EXERCISE DIRECTIONS → Copy out all the entries word for word.

ENTRIES SHOWN →
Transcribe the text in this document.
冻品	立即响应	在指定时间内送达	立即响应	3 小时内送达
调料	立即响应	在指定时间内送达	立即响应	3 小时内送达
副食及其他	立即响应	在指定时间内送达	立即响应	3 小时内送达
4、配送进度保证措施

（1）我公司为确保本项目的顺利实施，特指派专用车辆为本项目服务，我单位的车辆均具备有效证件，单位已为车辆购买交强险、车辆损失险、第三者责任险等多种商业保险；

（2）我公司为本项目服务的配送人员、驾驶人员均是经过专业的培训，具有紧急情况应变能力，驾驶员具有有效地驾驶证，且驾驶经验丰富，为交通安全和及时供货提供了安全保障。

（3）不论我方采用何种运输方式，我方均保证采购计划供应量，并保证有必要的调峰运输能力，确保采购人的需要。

FULL ANSWER →
Transcribe the text in this document.
冻品	立即响应	在指定时间内送达	立即响应	3 小时内送达
调料	立即响应	在指定时间内送达	立即响应	3 小时内送达
副食及其他	立即响应	在指定时间内送达	立即响应	3 小时内送达
4、配送进度保证措施

（1）我公司为确保本项目的顺利实施，特指派专用车辆为本项目服务，我单位的车辆均具备有效证件，单位已为车辆购买交强险、车辆损失险、第三者责任险等多种商业保险；

（2）我公司为本项目服务的配送人员、驾驶人员均是经过专业的培训，具有紧急情况应变能力，驾驶员具有有效地驾驶证，且驾驶经验丰富，为交通安全和及时供货提供了安全保障。

（3）不论我方采用何种运输方式，我方均保证采购计划供应量，并保证有必要的调峰运输能力，确保采购人的需要。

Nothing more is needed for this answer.